*JOB*. Find the word "JSON" in the data. Return every line where it appears.

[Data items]
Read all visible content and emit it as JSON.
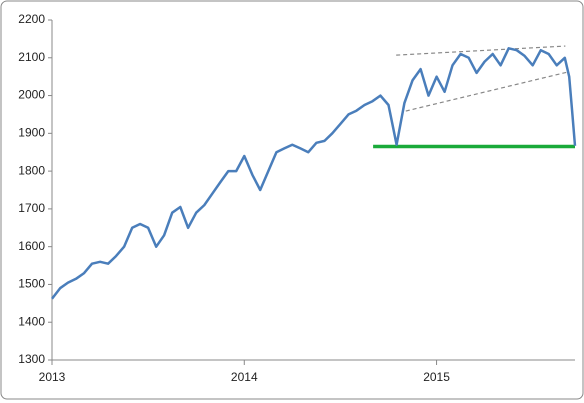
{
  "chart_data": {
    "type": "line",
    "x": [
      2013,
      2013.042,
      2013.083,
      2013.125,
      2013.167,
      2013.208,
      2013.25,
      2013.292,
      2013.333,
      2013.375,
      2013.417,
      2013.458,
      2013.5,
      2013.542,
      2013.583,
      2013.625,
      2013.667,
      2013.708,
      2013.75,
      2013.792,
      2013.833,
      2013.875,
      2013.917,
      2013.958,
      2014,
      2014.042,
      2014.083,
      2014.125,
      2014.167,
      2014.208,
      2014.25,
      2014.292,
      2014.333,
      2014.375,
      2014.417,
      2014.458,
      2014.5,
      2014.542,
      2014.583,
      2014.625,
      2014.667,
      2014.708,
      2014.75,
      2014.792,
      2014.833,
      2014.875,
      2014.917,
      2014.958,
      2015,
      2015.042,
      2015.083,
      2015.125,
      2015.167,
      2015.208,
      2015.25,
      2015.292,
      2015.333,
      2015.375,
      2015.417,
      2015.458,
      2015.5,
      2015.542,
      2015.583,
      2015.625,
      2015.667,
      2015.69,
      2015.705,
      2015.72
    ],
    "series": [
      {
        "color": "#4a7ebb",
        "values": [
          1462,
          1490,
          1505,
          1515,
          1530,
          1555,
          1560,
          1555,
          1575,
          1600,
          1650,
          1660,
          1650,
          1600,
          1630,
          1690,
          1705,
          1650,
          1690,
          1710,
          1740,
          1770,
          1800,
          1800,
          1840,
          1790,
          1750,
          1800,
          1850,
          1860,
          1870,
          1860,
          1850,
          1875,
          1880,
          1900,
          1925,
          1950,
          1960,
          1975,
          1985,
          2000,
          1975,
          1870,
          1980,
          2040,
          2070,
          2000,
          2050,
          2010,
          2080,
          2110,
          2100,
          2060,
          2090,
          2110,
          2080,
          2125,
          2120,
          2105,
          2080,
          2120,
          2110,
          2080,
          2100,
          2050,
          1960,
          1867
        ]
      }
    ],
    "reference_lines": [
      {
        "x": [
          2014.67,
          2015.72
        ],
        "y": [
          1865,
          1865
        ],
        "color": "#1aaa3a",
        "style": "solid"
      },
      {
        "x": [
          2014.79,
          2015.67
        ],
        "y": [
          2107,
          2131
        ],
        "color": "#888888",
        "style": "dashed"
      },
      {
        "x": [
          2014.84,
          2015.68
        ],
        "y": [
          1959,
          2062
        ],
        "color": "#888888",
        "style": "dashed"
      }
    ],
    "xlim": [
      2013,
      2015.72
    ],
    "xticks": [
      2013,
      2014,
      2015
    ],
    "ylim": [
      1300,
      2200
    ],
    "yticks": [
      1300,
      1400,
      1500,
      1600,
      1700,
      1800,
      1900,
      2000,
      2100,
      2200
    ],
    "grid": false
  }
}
--
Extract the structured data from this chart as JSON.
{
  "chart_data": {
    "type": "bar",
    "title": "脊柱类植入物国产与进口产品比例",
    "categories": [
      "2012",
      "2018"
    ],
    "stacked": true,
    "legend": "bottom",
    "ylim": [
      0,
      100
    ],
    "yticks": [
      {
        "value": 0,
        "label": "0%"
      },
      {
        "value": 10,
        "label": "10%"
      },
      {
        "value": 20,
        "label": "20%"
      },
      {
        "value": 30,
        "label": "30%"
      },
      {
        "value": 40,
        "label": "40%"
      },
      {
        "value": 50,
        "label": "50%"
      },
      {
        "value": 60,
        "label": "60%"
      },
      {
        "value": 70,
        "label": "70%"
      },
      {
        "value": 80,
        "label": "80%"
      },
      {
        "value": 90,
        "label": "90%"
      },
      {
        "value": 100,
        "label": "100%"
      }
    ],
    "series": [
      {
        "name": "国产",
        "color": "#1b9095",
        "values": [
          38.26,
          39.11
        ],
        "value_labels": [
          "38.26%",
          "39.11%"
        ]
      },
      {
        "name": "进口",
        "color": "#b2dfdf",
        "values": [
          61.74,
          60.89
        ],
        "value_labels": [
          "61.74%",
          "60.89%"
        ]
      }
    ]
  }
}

*FINAL ANSWER*.
Read all visible content and emit it as JSON.
Extract the structured data from this chart as JSON.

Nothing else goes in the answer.